> _Objective_
Everything in the data should be repeated exactly, save for the images.

Dataset items

________

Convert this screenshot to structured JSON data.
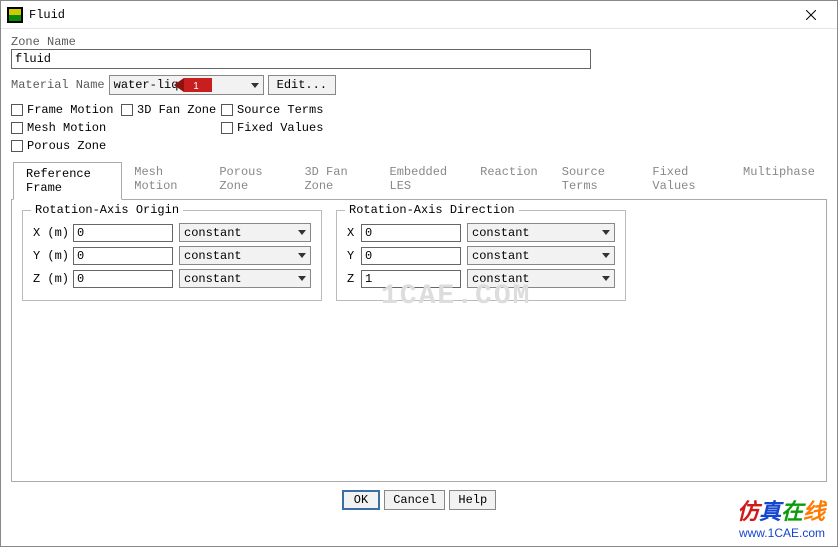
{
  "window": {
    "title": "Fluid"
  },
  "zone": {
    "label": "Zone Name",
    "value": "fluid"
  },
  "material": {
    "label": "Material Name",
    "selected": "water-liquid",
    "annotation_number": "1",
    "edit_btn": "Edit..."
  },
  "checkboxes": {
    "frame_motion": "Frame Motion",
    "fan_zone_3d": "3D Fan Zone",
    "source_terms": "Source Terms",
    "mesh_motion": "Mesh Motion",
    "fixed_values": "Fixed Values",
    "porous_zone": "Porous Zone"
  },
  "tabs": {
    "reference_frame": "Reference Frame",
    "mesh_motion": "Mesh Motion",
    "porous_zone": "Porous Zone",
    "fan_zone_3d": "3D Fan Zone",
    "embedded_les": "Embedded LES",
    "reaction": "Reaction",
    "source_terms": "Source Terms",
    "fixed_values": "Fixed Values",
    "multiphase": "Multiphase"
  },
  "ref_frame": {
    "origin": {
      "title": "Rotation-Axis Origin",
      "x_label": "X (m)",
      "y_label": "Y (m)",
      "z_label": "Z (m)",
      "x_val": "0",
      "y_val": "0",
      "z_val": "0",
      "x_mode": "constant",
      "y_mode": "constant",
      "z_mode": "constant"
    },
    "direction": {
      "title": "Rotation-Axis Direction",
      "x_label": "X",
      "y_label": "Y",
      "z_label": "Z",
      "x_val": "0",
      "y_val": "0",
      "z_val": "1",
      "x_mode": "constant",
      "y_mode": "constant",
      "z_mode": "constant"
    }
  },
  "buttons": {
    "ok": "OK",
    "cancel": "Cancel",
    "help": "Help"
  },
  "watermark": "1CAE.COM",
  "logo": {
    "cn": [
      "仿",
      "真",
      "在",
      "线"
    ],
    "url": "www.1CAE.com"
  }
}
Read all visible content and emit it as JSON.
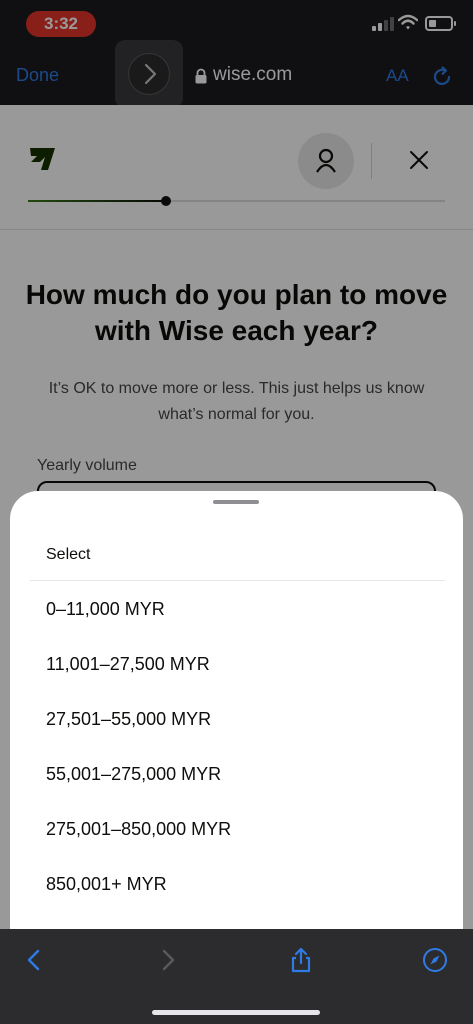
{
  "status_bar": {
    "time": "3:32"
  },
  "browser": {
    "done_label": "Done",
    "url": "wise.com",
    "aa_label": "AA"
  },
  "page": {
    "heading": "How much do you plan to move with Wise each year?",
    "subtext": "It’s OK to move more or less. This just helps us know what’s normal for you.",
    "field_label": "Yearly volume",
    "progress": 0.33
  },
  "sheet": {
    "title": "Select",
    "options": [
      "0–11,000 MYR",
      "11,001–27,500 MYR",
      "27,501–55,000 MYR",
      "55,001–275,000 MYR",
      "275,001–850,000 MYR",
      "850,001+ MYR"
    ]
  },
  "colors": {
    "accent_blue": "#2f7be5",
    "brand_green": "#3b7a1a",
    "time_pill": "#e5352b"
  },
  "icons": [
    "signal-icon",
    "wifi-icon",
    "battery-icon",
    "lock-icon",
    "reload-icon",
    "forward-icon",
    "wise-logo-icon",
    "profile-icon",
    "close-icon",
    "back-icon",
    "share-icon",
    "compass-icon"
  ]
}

________

> _Written answer_
Convert this screenshot to structured JSON data.
{
  "window": {
    "title": "Fluid"
  },
  "zone": {
    "label": "Zone Name",
    "value": "fluid"
  },
  "material": {
    "label": "Material Name",
    "selected": "water-liquid",
    "annotation_number": "1",
    "edit_btn": "Edit..."
  },
  "checkboxes": {
    "frame_motion": "Frame Motion",
    "fan_zone_3d": "3D Fan Zone",
    "source_terms": "Source Terms",
    "mesh_motion": "Mesh Motion",
    "fixed_values": "Fixed Values",
    "porous_zone": "Porous Zone"
  },
  "tabs": {
    "reference_frame": "Reference Frame",
    "mesh_motion": "Mesh Motion",
    "porous_zone": "Porous Zone",
    "fan_zone_3d": "3D Fan Zone",
    "embedded_les": "Embedded LES",
    "reaction": "Reaction",
    "source_terms": "Source Terms",
    "fixed_values": "Fixed Values",
    "multiphase": "Multiphase"
  },
  "ref_frame": {
    "origin": {
      "title": "Rotation-Axis Origin",
      "x_label": "X (m)",
      "y_label": "Y (m)",
      "z_label": "Z (m)",
      "x_val": "0",
      "y_val": "0",
      "z_val": "0",
      "x_mode": "constant",
      "y_mode": "constant",
      "z_mode": "constant"
    },
    "direction": {
      "title": "Rotation-Axis Direction",
      "x_label": "X",
      "y_label": "Y",
      "z_label": "Z",
      "x_val": "0",
      "y_val": "0",
      "z_val": "1",
      "x_mode": "constant",
      "y_mode": "constant",
      "z_mode": "constant"
    }
  },
  "buttons": {
    "ok": "OK",
    "cancel": "Cancel",
    "help": "Help"
  },
  "watermark": "1CAE.COM",
  "logo": {
    "cn": [
      "仿",
      "真",
      "在",
      "线"
    ],
    "url": "www.1CAE.com"
  }
}
Read all visible content and emit it as JSON.
{
  "status_bar": {
    "time": "3:32"
  },
  "browser": {
    "done_label": "Done",
    "url": "wise.com",
    "aa_label": "AA"
  },
  "page": {
    "heading": "How much do you plan to move with Wise each year?",
    "subtext": "It’s OK to move more or less. This just helps us know what’s normal for you.",
    "field_label": "Yearly volume",
    "progress": 0.33
  },
  "sheet": {
    "title": "Select",
    "options": [
      "0–11,000 MYR",
      "11,001–27,500 MYR",
      "27,501–55,000 MYR",
      "55,001–275,000 MYR",
      "275,001–850,000 MYR",
      "850,001+ MYR"
    ]
  },
  "colors": {
    "accent_blue": "#2f7be5",
    "brand_green": "#3b7a1a",
    "time_pill": "#e5352b"
  },
  "icons": [
    "signal-icon",
    "wifi-icon",
    "battery-icon",
    "lock-icon",
    "reload-icon",
    "forward-icon",
    "wise-logo-icon",
    "profile-icon",
    "close-icon",
    "back-icon",
    "share-icon",
    "compass-icon"
  ]
}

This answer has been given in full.